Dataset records
-----
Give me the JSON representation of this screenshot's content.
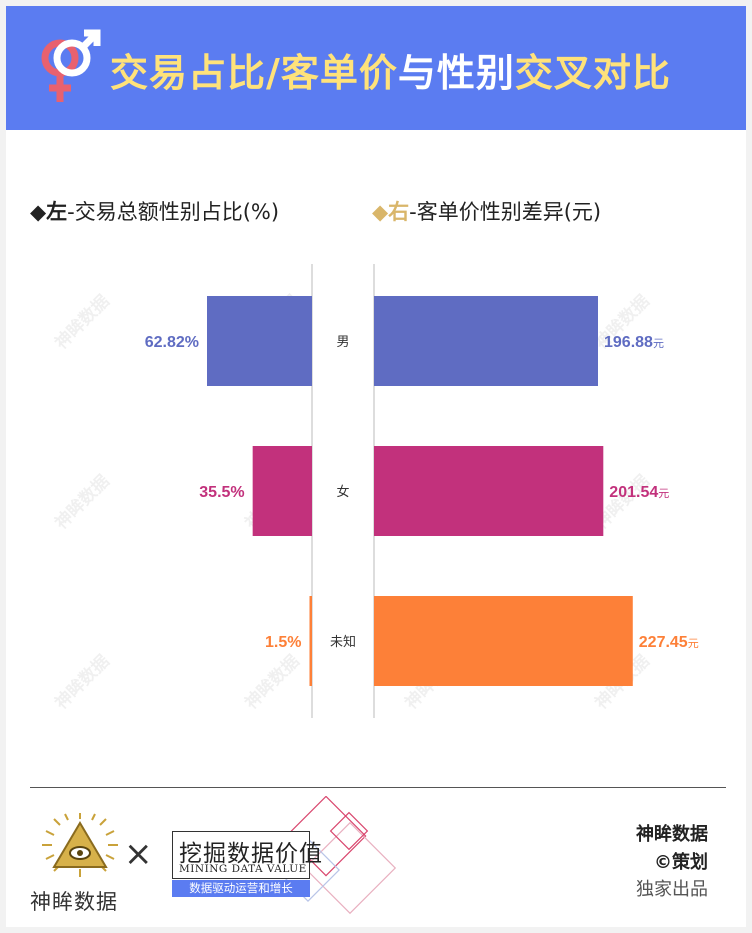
{
  "header": {
    "title_part1": "交易占比/客单价",
    "title_part2": "与性别",
    "title_part3": "交叉对比",
    "accent_color": "#5b7cf1",
    "highlight_color": "#ffe27a"
  },
  "left_panel": {
    "bullet": "◆",
    "lead": "左",
    "label": "-交易总额性别占比(%)",
    "bullet_color": "#222222"
  },
  "right_panel": {
    "bullet": "◆",
    "lead": "右",
    "label": "-客单价性别差异(元)",
    "bullet_color": "#d9b66a"
  },
  "chart_data": {
    "type": "bar",
    "categories": [
      "男",
      "女",
      "未知"
    ],
    "colors": [
      "#5f6cc2",
      "#c2317c",
      "#fd8038"
    ],
    "series": [
      {
        "values": [
          62.82,
          35.5,
          1.5
        ],
        "labels": [
          "62.82%",
          "35.5%",
          "1.5%"
        ]
      },
      {
        "values": [
          196.88,
          201.54,
          227.45
        ],
        "labels": [
          "196.88",
          "201.54",
          "227.45"
        ],
        "unit": "元"
      }
    ],
    "title": "",
    "xlabel": "",
    "ylabel": "",
    "grid": false
  },
  "watermark": "神眸数据",
  "footer": {
    "brand_left": "神眸数据",
    "times": "×",
    "brand_mid": "挖掘数据价值",
    "brand_mid_en": "MINING DATA VALUE",
    "brand_mid_sub": "数据驱动运营和增长",
    "credit_line1": "神眸数据",
    "credit_line2": "©策划",
    "credit_line3": "独家出品"
  }
}
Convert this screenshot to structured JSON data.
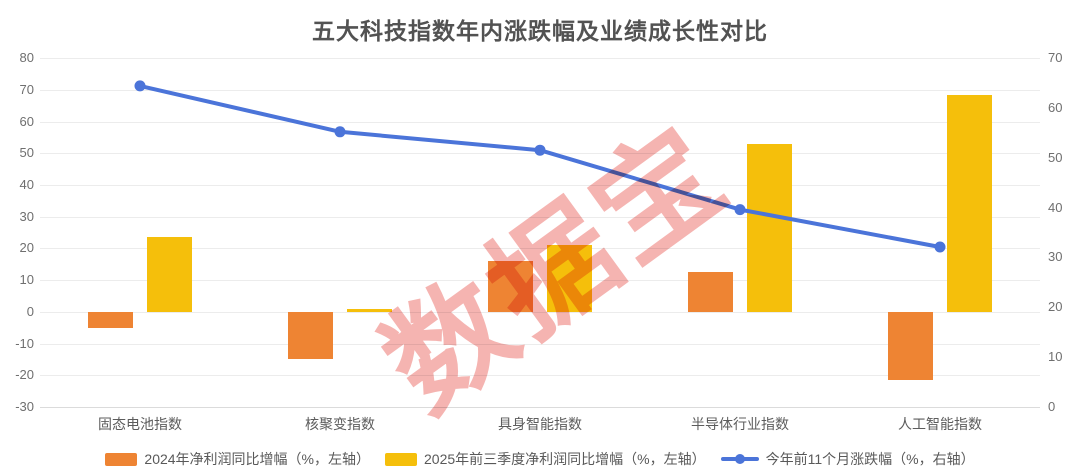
{
  "title": "五大科技指数年内涨跌幅及业绩成长性对比",
  "watermark": "数据宝",
  "colors": {
    "bar_2024": "#EE8433",
    "bar_2025": "#F5BF0B",
    "line": "#4B74D9",
    "grid": "#ECECEC",
    "axis_line": "#DBDBDB",
    "watermark": "rgba(238,126,121,0.58)"
  },
  "chart_data": {
    "type": "bar+line combo",
    "title": "五大科技指数年内涨跌幅及业绩成长性对比",
    "categories": [
      "固态电池指数",
      "核聚变指数",
      "具身智能指数",
      "半导体行业指数",
      "人工智能指数"
    ],
    "series": [
      {
        "name": "2024年净利润同比增幅（%，左轴）",
        "type": "bar",
        "axis": "left",
        "color_key": "bar_2024",
        "values": [
          -5,
          -15,
          16,
          12.5,
          -21.5
        ]
      },
      {
        "name": "2025年前三季度净利润同比增幅（%，左轴）",
        "type": "bar",
        "axis": "left",
        "color_key": "bar_2025",
        "values": [
          23.7,
          0.8,
          21,
          53,
          68.5
        ]
      },
      {
        "name": "今年前11个月涨跌幅（%，右轴）",
        "type": "line",
        "axis": "right",
        "color_key": "line",
        "values": [
          64.4,
          55.2,
          51.5,
          39.6,
          32.1
        ]
      }
    ],
    "left_axis": {
      "min": -30,
      "max": 80,
      "interval": 10,
      "labels": [
        "80",
        "70",
        "60",
        "50",
        "40",
        "30",
        "20",
        "10",
        "0",
        "-10",
        "-20",
        "-30"
      ]
    },
    "right_axis": {
      "min": 0,
      "max": 70,
      "interval": 10,
      "labels": [
        "70",
        "60",
        "50",
        "40",
        "30",
        "20",
        "10",
        "0"
      ]
    },
    "grid": true,
    "legend_position": "bottom"
  }
}
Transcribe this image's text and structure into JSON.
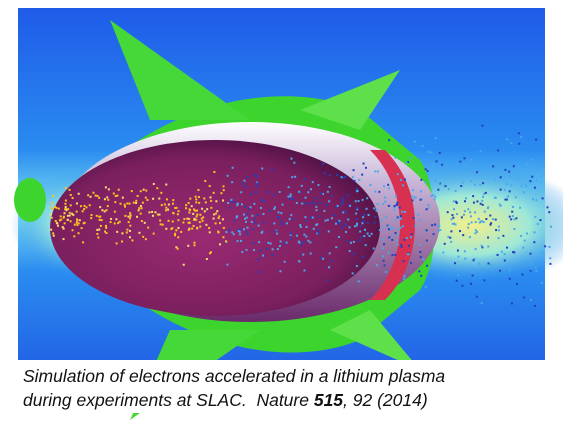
{
  "caption": {
    "line1": "Simulation of electrons accelerated in a lithium plasma",
    "line2": [
      "during experiments at SLAC.  Nature ",
      "515",
      ", 92 (2014)"
    ]
  }
}
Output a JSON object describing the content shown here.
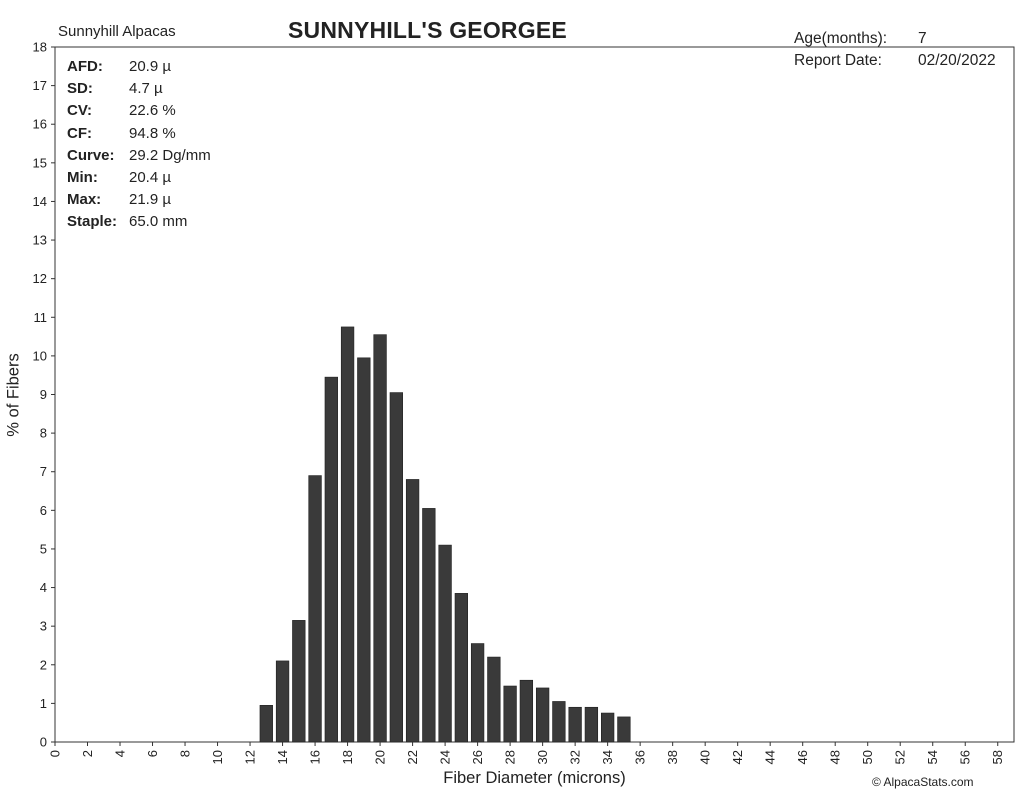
{
  "header": {
    "brand": "Sunnyhill Alpacas",
    "title": "SUNNYHILL'S GEORGEE",
    "meta": [
      {
        "label": "Age(months):",
        "value": "7"
      },
      {
        "label": "Report Date:",
        "value": "02/20/2022"
      }
    ]
  },
  "stats": [
    {
      "label": "AFD:",
      "value": "20.9 µ"
    },
    {
      "label": "SD:",
      "value": "4.7 µ"
    },
    {
      "label": "CV:",
      "value": "22.6 %"
    },
    {
      "label": "CF:",
      "value": "94.8 %"
    },
    {
      "label": "Curve:",
      "value": "29.2 Dg/mm"
    },
    {
      "label": "Min:",
      "value": "20.4 µ"
    },
    {
      "label": "Max:",
      "value": "21.9 µ"
    },
    {
      "label": "Staple:",
      "value": "65.0 mm"
    }
  ],
  "footer": {
    "copyright": "© AlpacaStats.com"
  },
  "chart_data": {
    "type": "bar",
    "title": "SUNNYHILL'S GEORGEE",
    "xlabel": "Fiber Diameter (microns)",
    "ylabel": "% of Fibers",
    "xlim": [
      0,
      59
    ],
    "ylim": [
      0,
      18
    ],
    "x_ticks": [
      0,
      2,
      4,
      6,
      8,
      10,
      12,
      14,
      16,
      18,
      20,
      22,
      24,
      26,
      28,
      30,
      32,
      34,
      36,
      38,
      40,
      42,
      44,
      46,
      48,
      50,
      52,
      54,
      56,
      58
    ],
    "y_ticks": [
      0,
      1,
      2,
      3,
      4,
      5,
      6,
      7,
      8,
      9,
      10,
      11,
      12,
      13,
      14,
      15,
      16,
      17,
      18
    ],
    "grid": false,
    "bar_color": "#3a3a3a",
    "x": [
      13,
      14,
      15,
      16,
      17,
      18,
      19,
      20,
      21,
      22,
      23,
      24,
      25,
      26,
      27,
      28,
      29,
      30,
      31,
      32,
      33,
      34,
      35
    ],
    "values": [
      0.95,
      2.1,
      3.15,
      6.9,
      9.45,
      10.75,
      9.95,
      10.55,
      9.05,
      6.8,
      6.05,
      5.1,
      3.85,
      2.55,
      2.2,
      1.45,
      1.6,
      1.4,
      1.05,
      0.9,
      0.9,
      0.75,
      0.65
    ]
  }
}
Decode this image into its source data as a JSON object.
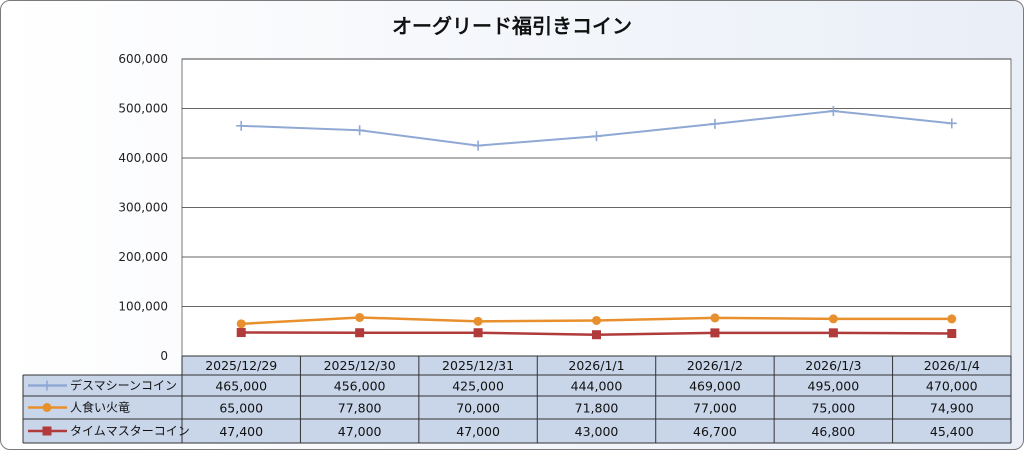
{
  "chart_data": {
    "type": "line",
    "title": "オーグリード福引きコイン",
    "categories": [
      "2025/12/29",
      "2025/12/30",
      "2025/12/31",
      "2026/1/1",
      "2026/1/2",
      "2026/1/3",
      "2026/1/4"
    ],
    "ylim": [
      0,
      600000
    ],
    "yticks": [
      "0",
      "100,000",
      "200,000",
      "300,000",
      "400,000",
      "500,000",
      "600,000"
    ],
    "grid": true,
    "legend": "data-table",
    "series": [
      {
        "name": "デスマシーンコイン",
        "color": "#8fa8d4",
        "marker": "plus",
        "values": [
          465000,
          456000,
          425000,
          444000,
          469000,
          495000,
          470000
        ],
        "labels": [
          "465,000",
          "456,000",
          "425,000",
          "444,000",
          "469,000",
          "495,000",
          "470,000"
        ]
      },
      {
        "name": "人食い火竜",
        "color": "#e8902e",
        "marker": "circle",
        "values": [
          65000,
          77800,
          70000,
          71800,
          77000,
          75000,
          74900
        ],
        "labels": [
          "65,000",
          "77,800",
          "70,000",
          "71,800",
          "77,000",
          "75,000",
          "74,900"
        ]
      },
      {
        "name": "タイムマスターコイン",
        "color": "#b13a3a",
        "marker": "square",
        "values": [
          47400,
          47000,
          47000,
          43000,
          46700,
          46800,
          45400
        ],
        "labels": [
          "47,400",
          "47,000",
          "47,000",
          "43,000",
          "46,700",
          "46,800",
          "45,400"
        ]
      }
    ]
  }
}
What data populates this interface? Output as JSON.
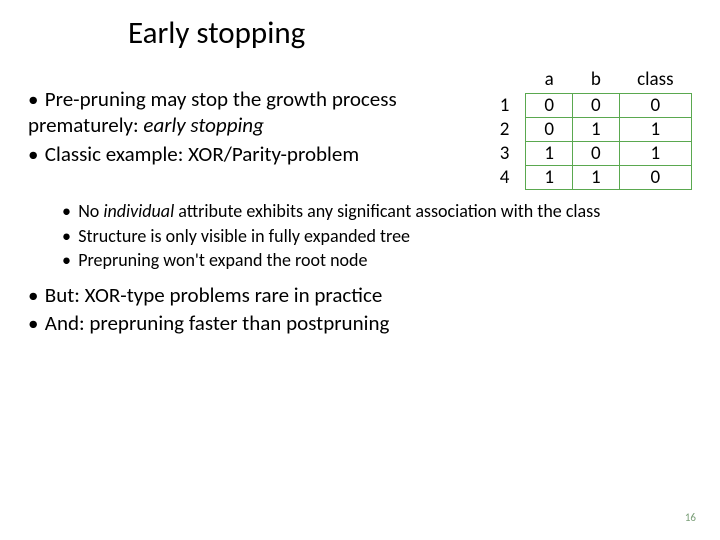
{
  "title": "Early stopping",
  "bullets_top": [
    {
      "text": "Pre-pruning may stop the growth process prematurely: ",
      "italic_suffix": "early stopping"
    },
    {
      "text": "Classic example: XOR/Parity-problem"
    }
  ],
  "table": {
    "columns": [
      "a",
      "b",
      "class"
    ],
    "row_labels": [
      "1",
      "2",
      "3",
      "4"
    ],
    "rows": [
      [
        "0",
        "0",
        "0"
      ],
      [
        "0",
        "1",
        "1"
      ],
      [
        "1",
        "0",
        "1"
      ],
      [
        "1",
        "1",
        "0"
      ]
    ],
    "border_color": "#5aa84f",
    "cell_bg": "#ffffff",
    "font_size": 19
  },
  "sub_bullets": [
    {
      "pre": "No ",
      "italic": "individual",
      "post": " attribute exhibits any significant association with the class"
    },
    {
      "pre": "Structure is only visible in fully expanded tree",
      "italic": "",
      "post": ""
    },
    {
      "pre": "Prepruning won't expand the root node",
      "italic": "",
      "post": ""
    }
  ],
  "bullets_lower": [
    "But: XOR-type problems rare in practice",
    "And: prepruning faster than postpruning"
  ],
  "page_number": "16",
  "colors": {
    "text": "#000000",
    "background": "#ffffff",
    "table_border": "#5aa84f",
    "page_num": "#7a9f78"
  }
}
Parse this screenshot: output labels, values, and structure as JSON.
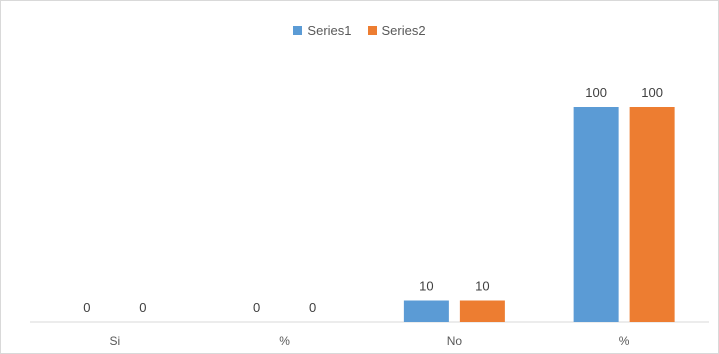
-----
§ **OBJECTIVE**:
Only the number is wanted: how many lines of the material above include the word "type"?

§ **EXERCISE SOLUTION**:
8